[ITEMS start]
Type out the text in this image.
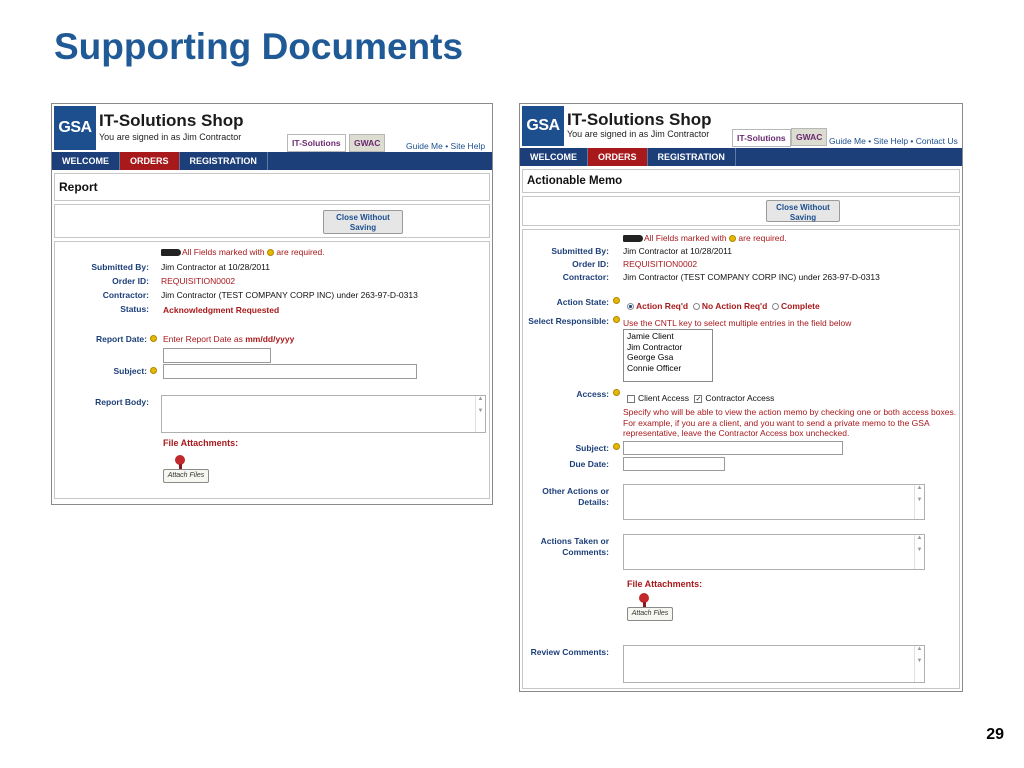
Supporting Documents
29
GSA IT-Solutions Shop
You are signed in as Jim Contractor
IT-Solutions	GWAC	Guide Me • Site Help
WELCOME	ORDERS	REGISTRATION
Report
Close Without Saving
All Fields marked with are required.
Submitted By: Jim Contractor at 10/28/2011
Order ID: REQUISITION0002
Contractor: Jim Contractor (TEST COMPANY CORP INC) under 263-97-D-0313
Status: Acknowledgment Requested
Report Date: Enter Report Date as mm/dd/yyyy
Subject:
Report Body:	▲

▼
File Attachments:
Attach Files
GSA IT-Solutions Shop
You are signed in as Jim Contractor	IT-Solutions	GWAC Guide Me • Site Help • Contact Us
WELCOME	ORDERS	REGISTRATION
Actionable Memo
Close Without Saving
All Fields marked with are required.
Submitted By: Jim Contractor at 10/28/2011
Order ID: REQUISITION0002
Contractor: Jim Contractor (TEST COMPANY CORP INC) under 263-97-D-0313
Action State:	Action Req'd No Action Req'd Complete
Select Responsible: Use the CNTL key to select multiple entries in the field below
Jamie Client
Jim Contractor
George Gsa
Connie Officer
Access:	Client Access ✓ Contractor Access
Specify who will be able to view the action memo by checking one or both access boxes. For example, if you are a client, and you want to send a private memo to the GSA representative, leave the Contractor Access box unchecked.
Subject:
Due Date:
Other Actions or Details:
▲

▼
Actions Taken or Comments:
▲

▼
File Attachments:
Attach Files
Review Comments:	▲

▼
[ITEMS end]
> [WHAT YOU WILL DO] Write every entry out again exactly, dropping the pictures.

> [EXERCISE RESULT]
Type out the text in this image.
Supporting Documents
29
GSA IT-Solutions Shop
You are signed in as Jim Contractor
IT-Solutions	GWAC	Guide Me • Site Help
WELCOME	ORDERS	REGISTRATION
Report
Close Without Saving
All Fields marked with are required.
Submitted By: Jim Contractor at 10/28/2011
Order ID: REQUISITION0002
Contractor: Jim Contractor (TEST COMPANY CORP INC) under 263-97-D-0313
Status: Acknowledgment Requested
Report Date: Enter Report Date as mm/dd/yyyy
Subject:
Report Body:	▲

▼
File Attachments:
Attach Files
GSA IT-Solutions Shop
You are signed in as Jim Contractor	IT-Solutions	GWAC Guide Me • Site Help • Contact Us
WELCOME	ORDERS	REGISTRATION
Actionable Memo
Close Without Saving
All Fields marked with are required.
Submitted By: Jim Contractor at 10/28/2011
Order ID: REQUISITION0002
Contractor: Jim Contractor (TEST COMPANY CORP INC) under 263-97-D-0313
Action State:	Action Req'd No Action Req'd Complete
Select Responsible: Use the CNTL key to select multiple entries in the field below
Jamie Client
Jim Contractor
George Gsa
Connie Officer
Access:	Client Access ✓ Contractor Access
Specify who will be able to view the action memo by checking one or both access boxes. For example, if you are a client, and you want to send a private memo to the GSA representative, leave the Contractor Access box unchecked.
Subject:
Due Date:
Other Actions or Details:
▲

▼
Actions Taken or Comments:
▲

▼
File Attachments:
Attach Files
Review Comments:	▲

▼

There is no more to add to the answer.